◆ PROBLEM TO SOLVE: Continue the email reply about bugs and back doors in the IPsec code, starting right after its last sentence.

◆ TEXT EXCERPT:
= = = =
On Dec 17, 2010, at 12:34 39PM, Jon Callas wrote:

> Let's get back to the matter at hand.
> 
> I believe that there's another principle, which is that he who proposes, 
> disposes. I'll repeat -- it's up to the person who says there was/is a back 
> door to find it.
> 
> Searching the history for stupid-ass bugs is carrying their paranoid water. 
> *Finding* a bug is not only carrying their water, but accusing someone of 
> being underhanded. The difference between a stupid bug and a back door is 
> intent. By calling a bug a back door, or considering it, we're also accusing 
> that coder of being underhanded. You're doing precisely what the person 
> throwing the paranoia wants. You're sowing fear and paranoia. 
> 
> Of course there are stupid bugs in the IPsec code. There's stupid bugs in 
> every large system. It is difficult to assign intent to bugs, though, as that 
> ends up being a discussion of the person.

Yes -- see http://en.wikipedia.org/wiki/James_Jesus_Angleton#The_Molehunt for 
where that sort of thing can lead.
= = = =
Annotated element listings

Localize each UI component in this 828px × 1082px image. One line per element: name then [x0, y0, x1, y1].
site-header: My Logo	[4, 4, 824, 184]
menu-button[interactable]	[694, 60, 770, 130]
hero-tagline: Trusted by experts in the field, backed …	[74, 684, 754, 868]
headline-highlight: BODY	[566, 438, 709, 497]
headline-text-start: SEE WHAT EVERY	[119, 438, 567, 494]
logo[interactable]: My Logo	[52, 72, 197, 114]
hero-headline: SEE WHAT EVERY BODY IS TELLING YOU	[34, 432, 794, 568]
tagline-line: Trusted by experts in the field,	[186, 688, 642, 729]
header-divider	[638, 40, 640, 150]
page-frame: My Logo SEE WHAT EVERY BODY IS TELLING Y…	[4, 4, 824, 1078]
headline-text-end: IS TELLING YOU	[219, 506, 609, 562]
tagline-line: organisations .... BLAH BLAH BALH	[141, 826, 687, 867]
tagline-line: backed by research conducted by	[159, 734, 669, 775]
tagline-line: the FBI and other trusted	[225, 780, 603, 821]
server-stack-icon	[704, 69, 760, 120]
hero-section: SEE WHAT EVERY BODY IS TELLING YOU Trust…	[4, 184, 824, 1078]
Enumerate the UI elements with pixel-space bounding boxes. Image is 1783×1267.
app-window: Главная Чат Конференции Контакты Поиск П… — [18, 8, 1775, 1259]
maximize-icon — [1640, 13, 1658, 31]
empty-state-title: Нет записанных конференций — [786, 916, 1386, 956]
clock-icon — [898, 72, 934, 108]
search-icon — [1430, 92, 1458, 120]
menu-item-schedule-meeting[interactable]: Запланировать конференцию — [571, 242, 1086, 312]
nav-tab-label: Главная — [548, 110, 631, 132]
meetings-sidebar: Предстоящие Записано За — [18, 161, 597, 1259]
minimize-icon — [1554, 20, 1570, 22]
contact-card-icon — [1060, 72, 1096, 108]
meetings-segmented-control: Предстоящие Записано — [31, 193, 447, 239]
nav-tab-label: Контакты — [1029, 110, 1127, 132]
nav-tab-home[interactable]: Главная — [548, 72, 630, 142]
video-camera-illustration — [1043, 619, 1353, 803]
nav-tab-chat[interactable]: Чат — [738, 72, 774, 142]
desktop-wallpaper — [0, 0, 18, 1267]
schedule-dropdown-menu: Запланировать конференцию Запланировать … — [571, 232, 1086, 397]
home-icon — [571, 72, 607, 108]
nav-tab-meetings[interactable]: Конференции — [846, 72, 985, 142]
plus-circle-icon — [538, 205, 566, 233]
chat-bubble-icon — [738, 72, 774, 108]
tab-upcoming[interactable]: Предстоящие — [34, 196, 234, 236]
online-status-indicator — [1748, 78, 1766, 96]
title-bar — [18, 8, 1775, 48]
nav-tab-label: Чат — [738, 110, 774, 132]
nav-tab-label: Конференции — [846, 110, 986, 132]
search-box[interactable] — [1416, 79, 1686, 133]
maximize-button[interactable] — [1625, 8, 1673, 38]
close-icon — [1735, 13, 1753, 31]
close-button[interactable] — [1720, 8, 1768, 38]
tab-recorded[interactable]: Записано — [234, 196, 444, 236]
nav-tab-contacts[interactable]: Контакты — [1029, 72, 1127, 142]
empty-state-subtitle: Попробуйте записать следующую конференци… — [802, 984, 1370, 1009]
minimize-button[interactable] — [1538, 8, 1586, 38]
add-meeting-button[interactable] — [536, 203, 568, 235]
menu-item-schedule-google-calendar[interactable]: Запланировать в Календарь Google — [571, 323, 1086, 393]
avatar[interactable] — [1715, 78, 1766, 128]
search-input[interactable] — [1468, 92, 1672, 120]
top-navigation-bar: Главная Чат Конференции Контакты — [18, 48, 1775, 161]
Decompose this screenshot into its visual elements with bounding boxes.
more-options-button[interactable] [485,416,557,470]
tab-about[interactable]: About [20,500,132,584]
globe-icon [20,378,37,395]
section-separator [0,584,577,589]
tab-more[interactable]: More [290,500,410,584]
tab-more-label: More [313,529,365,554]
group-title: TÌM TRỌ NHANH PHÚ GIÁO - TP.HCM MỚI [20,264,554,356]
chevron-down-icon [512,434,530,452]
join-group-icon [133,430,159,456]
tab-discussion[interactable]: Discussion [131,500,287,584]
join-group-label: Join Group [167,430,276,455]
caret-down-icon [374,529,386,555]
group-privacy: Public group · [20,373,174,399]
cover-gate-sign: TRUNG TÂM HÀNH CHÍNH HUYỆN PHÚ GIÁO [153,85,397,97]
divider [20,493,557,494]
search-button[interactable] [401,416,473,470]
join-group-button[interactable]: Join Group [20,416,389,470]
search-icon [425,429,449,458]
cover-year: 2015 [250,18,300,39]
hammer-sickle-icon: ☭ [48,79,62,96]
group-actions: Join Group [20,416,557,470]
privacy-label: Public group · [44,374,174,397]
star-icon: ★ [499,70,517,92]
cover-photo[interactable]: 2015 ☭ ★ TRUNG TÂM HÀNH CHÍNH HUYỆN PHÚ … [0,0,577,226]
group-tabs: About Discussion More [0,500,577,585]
= = = =
◆ WRITTEN RESPONSE:
Many years ago, I learned that someone working on a major project had just been 
arrested for hacking.  Did he leave any surprised behind in our code?  I put 
together a team to do an audit.  We found one clear security hole -- but the 
commit logs showed who was responsible, and a conversation with her showed that 
it was an innocent mistake (and not something our suspect had 
socially-engineered into the code base).  Then I found something much more 
ambiguous -- two separate bugs, which -- when combined with a common but 
non-standard configuration -- added up to a security hole.  In one of the bugs, 
the code didn't agree with the comments, but there was a very plausible 
innocent explanation.  And yes, the suspect was responsible for that section of 
the code.  Deliberate?  Accidental?  To this day, I don't know; all I know for 
sure is that we found and closed two security holes, one very subtle.  Today is 
Dec 17, an odd-numbered day, so I think it was an ordinary bug.  Tomorrow, 
 I may feel differently.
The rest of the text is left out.